JOB |
From the material below, list every line containing "this".

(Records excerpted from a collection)
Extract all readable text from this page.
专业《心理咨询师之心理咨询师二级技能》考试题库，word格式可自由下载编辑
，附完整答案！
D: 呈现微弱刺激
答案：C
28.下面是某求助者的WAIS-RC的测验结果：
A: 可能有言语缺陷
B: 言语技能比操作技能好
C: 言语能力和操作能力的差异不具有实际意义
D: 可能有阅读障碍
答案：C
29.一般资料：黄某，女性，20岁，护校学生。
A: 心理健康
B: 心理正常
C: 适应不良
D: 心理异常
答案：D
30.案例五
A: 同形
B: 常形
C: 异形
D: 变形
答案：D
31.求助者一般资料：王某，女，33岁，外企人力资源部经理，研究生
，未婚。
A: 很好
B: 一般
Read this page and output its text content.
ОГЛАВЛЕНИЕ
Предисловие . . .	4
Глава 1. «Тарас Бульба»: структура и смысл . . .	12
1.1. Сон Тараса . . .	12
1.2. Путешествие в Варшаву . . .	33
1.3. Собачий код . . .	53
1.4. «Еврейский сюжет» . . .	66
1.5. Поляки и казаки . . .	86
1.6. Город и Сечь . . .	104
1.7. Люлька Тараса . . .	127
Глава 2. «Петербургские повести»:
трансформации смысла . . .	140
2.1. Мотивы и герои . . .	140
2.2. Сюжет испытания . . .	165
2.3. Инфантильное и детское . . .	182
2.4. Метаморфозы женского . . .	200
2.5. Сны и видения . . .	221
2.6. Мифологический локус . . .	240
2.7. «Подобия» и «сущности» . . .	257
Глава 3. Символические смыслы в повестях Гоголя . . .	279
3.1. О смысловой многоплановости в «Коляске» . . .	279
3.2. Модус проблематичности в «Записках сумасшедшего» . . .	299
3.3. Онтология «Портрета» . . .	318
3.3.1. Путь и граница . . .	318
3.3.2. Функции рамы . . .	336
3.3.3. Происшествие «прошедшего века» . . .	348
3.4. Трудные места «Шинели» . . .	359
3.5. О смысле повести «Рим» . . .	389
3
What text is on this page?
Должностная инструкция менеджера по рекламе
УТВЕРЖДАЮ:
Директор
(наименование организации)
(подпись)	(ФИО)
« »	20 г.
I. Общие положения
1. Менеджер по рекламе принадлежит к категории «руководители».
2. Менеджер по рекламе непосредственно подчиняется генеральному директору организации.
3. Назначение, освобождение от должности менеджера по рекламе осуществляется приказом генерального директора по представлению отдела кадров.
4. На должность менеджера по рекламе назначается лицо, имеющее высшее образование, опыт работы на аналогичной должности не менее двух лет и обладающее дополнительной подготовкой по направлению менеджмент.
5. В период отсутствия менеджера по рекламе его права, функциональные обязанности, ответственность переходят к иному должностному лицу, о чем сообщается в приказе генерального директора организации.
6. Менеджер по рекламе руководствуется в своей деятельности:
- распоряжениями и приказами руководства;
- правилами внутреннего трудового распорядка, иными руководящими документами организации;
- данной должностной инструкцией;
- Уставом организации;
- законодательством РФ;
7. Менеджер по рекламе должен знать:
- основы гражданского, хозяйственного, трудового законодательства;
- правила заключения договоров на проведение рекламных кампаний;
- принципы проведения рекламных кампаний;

FULL SOLUTION |
Extract all readable text from this page.
Read this page and output its text content.
What text is on this page?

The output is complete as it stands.